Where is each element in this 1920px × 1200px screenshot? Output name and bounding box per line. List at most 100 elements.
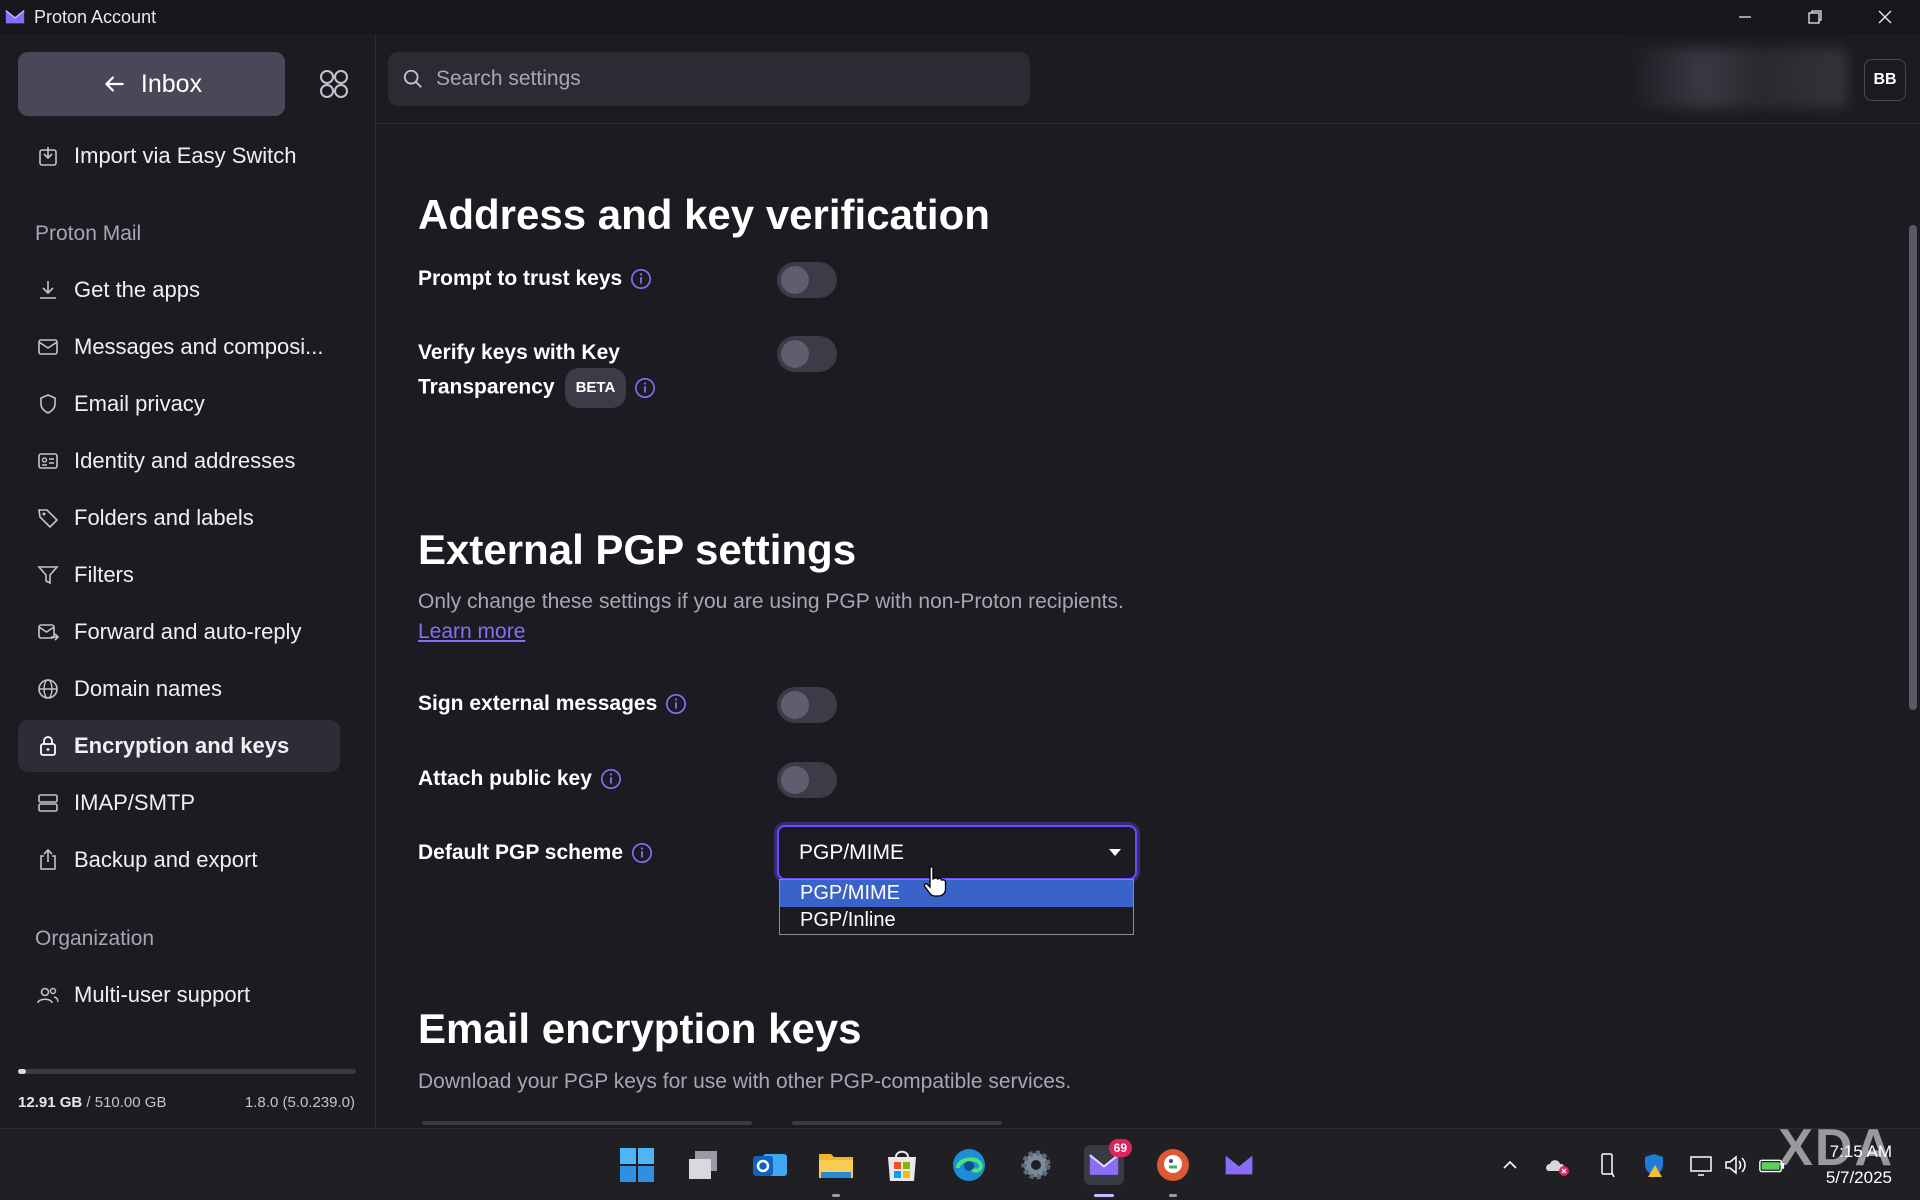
sidebar-item-label: Messages and composi... (74, 334, 323, 360)
start-button[interactable] (617, 1145, 657, 1185)
minimize-button[interactable] (1710, 0, 1780, 34)
learn-more-link[interactable]: Learn more (418, 620, 525, 644)
sidebar-item-import[interactable]: Import via Easy Switch (18, 130, 340, 182)
storage-progress-bar (18, 1069, 356, 1074)
sidebar-item-imap-smtp[interactable]: IMAP/SMTP (18, 777, 340, 829)
duckduckgo-button[interactable] (1153, 1145, 1193, 1185)
sidebar-item-forward[interactable]: Forward and auto-reply (18, 606, 340, 658)
attach-key-toggle[interactable] (777, 762, 837, 798)
edge-browser-button[interactable] (949, 1145, 989, 1185)
attach-key-label: Attach public key (418, 764, 622, 794)
sidebar-item-label: Folders and labels (74, 505, 254, 531)
toggle-knob (781, 691, 809, 719)
toggle-knob (781, 340, 809, 368)
proton-mail-icon (1223, 1149, 1255, 1181)
sidebar-item-label: Get the apps (74, 277, 200, 303)
file-explorer-button[interactable] (816, 1145, 856, 1185)
network-tray-icon[interactable] (1688, 1151, 1716, 1179)
sidebar-item-folders-labels[interactable]: Folders and labels (18, 492, 340, 544)
windows-taskbar: 69 7:15 AM 5/7/2025 (0, 1128, 1920, 1200)
sidebar-item-backup-export[interactable]: Backup and export (18, 834, 340, 886)
sidebar-item-messages[interactable]: Messages and composi... (18, 321, 340, 373)
sidebar: Inbox Import via Easy Switch Proton Mail… (0, 34, 376, 1128)
task-view-icon (685, 1147, 721, 1183)
edge-icon (950, 1146, 988, 1184)
default-scheme-text: Default PGP scheme (418, 841, 623, 864)
prompt-trust-keys-toggle[interactable] (777, 262, 837, 298)
sidebar-item-filters[interactable]: Filters (18, 549, 340, 601)
settings-app-button[interactable] (1016, 1145, 1056, 1185)
back-to-inbox-button[interactable]: Inbox (18, 52, 285, 116)
sign-external-label: Sign external messages (418, 689, 687, 719)
storage-usage: 12.91 GB / 510.00 GB (18, 1094, 166, 1111)
import-icon (36, 144, 60, 168)
outlook-app-button[interactable] (750, 1145, 790, 1185)
info-icon[interactable] (600, 768, 622, 790)
windows-logo-icon (619, 1147, 655, 1183)
show-hidden-icons-button[interactable] (1496, 1151, 1524, 1179)
envelope-icon (36, 335, 60, 359)
search-box[interactable] (388, 52, 1030, 106)
dropdown-caret-icon (1109, 849, 1121, 856)
section-title-address-key-verification: Address and key verification (418, 191, 990, 239)
duckduckgo-icon (1155, 1147, 1191, 1183)
task-view-button[interactable] (683, 1145, 723, 1185)
verify-keys-label: Verify keys with Key Transparency BETA (418, 338, 656, 408)
sidebar-item-label: Encryption and keys (74, 733, 289, 759)
microsoft-store-button[interactable] (882, 1145, 922, 1185)
prompt-trust-keys-label: Prompt to trust keys (418, 264, 652, 294)
export-icon (36, 848, 60, 872)
running-indicator (1169, 1194, 1177, 1197)
section-title-email-encryption-keys: Email encryption keys (418, 1005, 862, 1053)
search-input[interactable] (436, 67, 996, 91)
sidebar-item-label: Forward and auto-reply (74, 619, 301, 645)
info-icon[interactable] (630, 268, 652, 290)
security-tray-icon[interactable] (1640, 1151, 1668, 1179)
onedrive-tray-icon[interactable] (1543, 1151, 1571, 1179)
proton-app-button[interactable] (1219, 1145, 1259, 1185)
forward-mail-icon (36, 620, 60, 644)
pgp-scheme-option-inline[interactable]: PGP/Inline (780, 907, 1133, 934)
sign-external-text: Sign external messages (418, 692, 657, 715)
servers-icon (36, 791, 60, 815)
proton-mail-taskbar-button[interactable]: 69 (1084, 1145, 1124, 1185)
sidebar-item-domain-names[interactable]: Domain names (18, 663, 340, 715)
restore-button[interactable] (1780, 0, 1850, 34)
verify-keys-text-line2: Transparency (418, 376, 555, 399)
section-label-organization: Organization (35, 927, 154, 951)
close-window-button[interactable] (1850, 0, 1920, 34)
sidebar-item-email-privacy[interactable]: Email privacy (18, 378, 340, 430)
storage-progress-fill (18, 1069, 26, 1074)
running-indicator (832, 1194, 840, 1197)
sidebar-item-label: Identity and addresses (74, 448, 295, 474)
pgp-scheme-select[interactable]: PGP/MIME (777, 825, 1137, 880)
avatar[interactable]: BB (1864, 59, 1906, 101)
volume-tray-icon[interactable] (1722, 1151, 1750, 1179)
sidebar-item-multi-user[interactable]: Multi-user support (18, 969, 340, 1021)
verify-keys-toggle[interactable] (777, 336, 837, 372)
sidebar-item-label: Domain names (74, 676, 222, 702)
sidebar-item-get-apps[interactable]: Get the apps (18, 264, 340, 316)
sidebar-item-label: Import via Easy Switch (74, 143, 297, 169)
sidebar-item-encryption-keys[interactable]: Encryption and keys (18, 720, 340, 772)
info-icon[interactable] (665, 693, 687, 715)
speaker-icon (1722, 1151, 1750, 1179)
sidebar-item-label: Email privacy (74, 391, 205, 417)
external-pgp-description: Only change these settings if you are us… (418, 590, 1124, 614)
sidebar-item-identity[interactable]: Identity and addresses (18, 435, 340, 487)
beta-badge: BETA (565, 368, 627, 408)
pgp-scheme-option-mime[interactable]: PGP/MIME (780, 880, 1133, 907)
info-icon[interactable] (631, 842, 653, 864)
usb-tray-icon[interactable] (1593, 1151, 1621, 1179)
scroll-thumb[interactable] (1909, 225, 1917, 710)
verify-keys-text-line1: Verify keys with Key (418, 341, 620, 364)
header: BB (377, 34, 1920, 124)
xda-watermark: XDA (1778, 1118, 1894, 1178)
sign-external-toggle[interactable] (777, 687, 837, 723)
store-icon (884, 1147, 920, 1183)
inbox-label: Inbox (141, 70, 202, 99)
main-scrollbar[interactable] (1908, 103, 1918, 1123)
usb-drive-icon (1595, 1151, 1619, 1179)
info-icon[interactable] (634, 377, 656, 399)
app-switcher-icon[interactable] (318, 68, 350, 100)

**Objective:** Can you copy all of the data above word for word, leaving out the picture?

**Exercise answer:**
Where is each element in this 1920px × 1200px screenshot? Output name and bounding box per line. List at most 100 elements.
sidebar-item-label: Messages and composi... (74, 334, 323, 360)
start-button[interactable] (617, 1145, 657, 1185)
minimize-button[interactable] (1710, 0, 1780, 34)
learn-more-link[interactable]: Learn more (418, 620, 525, 644)
sidebar-item-import[interactable]: Import via Easy Switch (18, 130, 340, 182)
storage-progress-bar (18, 1069, 356, 1074)
sidebar-item-imap-smtp[interactable]: IMAP/SMTP (18, 777, 340, 829)
duckduckgo-button[interactable] (1153, 1145, 1193, 1185)
sidebar-item-forward[interactable]: Forward and auto-reply (18, 606, 340, 658)
attach-key-toggle[interactable] (777, 762, 837, 798)
edge-browser-button[interactable] (949, 1145, 989, 1185)
attach-key-label: Attach public key (418, 764, 622, 794)
sidebar-item-label: Folders and labels (74, 505, 254, 531)
toggle-knob (781, 691, 809, 719)
toggle-knob (781, 340, 809, 368)
proton-mail-icon (1223, 1149, 1255, 1181)
sidebar-item-label: Get the apps (74, 277, 200, 303)
file-explorer-button[interactable] (816, 1145, 856, 1185)
network-tray-icon[interactable] (1688, 1151, 1716, 1179)
sidebar-item-folders-labels[interactable]: Folders and labels (18, 492, 340, 544)
windows-taskbar: 69 7:15 AM 5/7/2025 (0, 1128, 1920, 1200)
sidebar-item-backup-export[interactable]: Backup and export (18, 834, 340, 886)
sidebar-item-messages[interactable]: Messages and composi... (18, 321, 340, 373)
sidebar: Inbox Import via Easy Switch Proton Mail… (0, 34, 376, 1128)
task-view-icon (685, 1147, 721, 1183)
edge-icon (950, 1146, 988, 1184)
default-scheme-text: Default PGP scheme (418, 841, 623, 864)
prompt-trust-keys-toggle[interactable] (777, 262, 837, 298)
sidebar-item-filters[interactable]: Filters (18, 549, 340, 601)
settings-app-button[interactable] (1016, 1145, 1056, 1185)
back-to-inbox-button[interactable]: Inbox (18, 52, 285, 116)
sign-external-label: Sign external messages (418, 689, 687, 719)
storage-usage: 12.91 GB / 510.00 GB (18, 1094, 166, 1111)
import-icon (36, 144, 60, 168)
outlook-app-button[interactable] (750, 1145, 790, 1185)
info-icon[interactable] (600, 768, 622, 790)
windows-logo-icon (619, 1147, 655, 1183)
show-hidden-icons-button[interactable] (1496, 1151, 1524, 1179)
envelope-icon (36, 335, 60, 359)
search-box[interactable] (388, 52, 1030, 106)
dropdown-caret-icon (1109, 849, 1121, 856)
section-title-address-key-verification: Address and key verification (418, 191, 990, 239)
duckduckgo-icon (1155, 1147, 1191, 1183)
task-view-button[interactable] (683, 1145, 723, 1185)
verify-keys-label: Verify keys with Key Transparency BETA (418, 338, 656, 408)
sidebar-item-label: Encryption and keys (74, 733, 289, 759)
microsoft-store-button[interactable] (882, 1145, 922, 1185)
prompt-trust-keys-label: Prompt to trust keys (418, 264, 652, 294)
export-icon (36, 848, 60, 872)
running-indicator (1169, 1194, 1177, 1197)
section-title-email-encryption-keys: Email encryption keys (418, 1005, 862, 1053)
search-input[interactable] (436, 67, 996, 91)
sidebar-item-label: Forward and auto-reply (74, 619, 301, 645)
info-icon[interactable] (630, 268, 652, 290)
security-tray-icon[interactable] (1640, 1151, 1668, 1179)
onedrive-tray-icon[interactable] (1543, 1151, 1571, 1179)
proton-app-button[interactable] (1219, 1145, 1259, 1185)
forward-mail-icon (36, 620, 60, 644)
pgp-scheme-option-inline[interactable]: PGP/Inline (780, 907, 1133, 934)
sign-external-text: Sign external messages (418, 692, 657, 715)
servers-icon (36, 791, 60, 815)
proton-mail-taskbar-button[interactable]: 69 (1084, 1145, 1124, 1185)
sidebar-item-domain-names[interactable]: Domain names (18, 663, 340, 715)
restore-button[interactable] (1780, 0, 1850, 34)
verify-keys-text-line2: Transparency (418, 376, 555, 399)
section-label-organization: Organization (35, 927, 154, 951)
close-window-button[interactable] (1850, 0, 1920, 34)
sidebar-item-email-privacy[interactable]: Email privacy (18, 378, 340, 430)
storage-progress-fill (18, 1069, 26, 1074)
running-indicator (832, 1194, 840, 1197)
sidebar-item-label: Identity and addresses (74, 448, 295, 474)
pgp-scheme-select[interactable]: PGP/MIME (777, 825, 1137, 880)
avatar[interactable]: BB (1864, 59, 1906, 101)
volume-tray-icon[interactable] (1722, 1151, 1750, 1179)
sidebar-item-multi-user[interactable]: Multi-user support (18, 969, 340, 1021)
verify-keys-toggle[interactable] (777, 336, 837, 372)
sidebar-item-label: Domain names (74, 676, 222, 702)
sidebar-item-get-apps[interactable]: Get the apps (18, 264, 340, 316)
sidebar-item-label: Import via Easy Switch (74, 143, 297, 169)
sidebar-item-encryption-keys[interactable]: Encryption and keys (18, 720, 340, 772)
info-icon[interactable] (665, 693, 687, 715)
speaker-icon (1722, 1151, 1750, 1179)
sidebar-item-label: Email privacy (74, 391, 205, 417)
external-pgp-description: Only change these settings if you are us… (418, 590, 1124, 614)
sidebar-item-identity[interactable]: Identity and addresses (18, 435, 340, 487)
beta-badge: BETA (565, 368, 627, 408)
pgp-scheme-option-mime[interactable]: PGP/MIME (780, 880, 1133, 907)
info-icon[interactable] (631, 842, 653, 864)
usb-tray-icon[interactable] (1593, 1151, 1621, 1179)
scroll-thumb[interactable] (1909, 225, 1917, 710)
verify-keys-text-line1: Verify keys with Key (418, 341, 620, 364)
header: BB (377, 34, 1920, 124)
xda-watermark: XDA (1778, 1118, 1894, 1178)
sign-external-toggle[interactable] (777, 687, 837, 723)
store-icon (884, 1147, 920, 1183)
inbox-label: Inbox (141, 70, 202, 99)
main-scrollbar[interactable] (1908, 103, 1918, 1123)
usb-drive-icon (1595, 1151, 1619, 1179)
info-icon[interactable] (634, 377, 656, 399)
app-switcher-icon[interactable] (318, 68, 350, 100)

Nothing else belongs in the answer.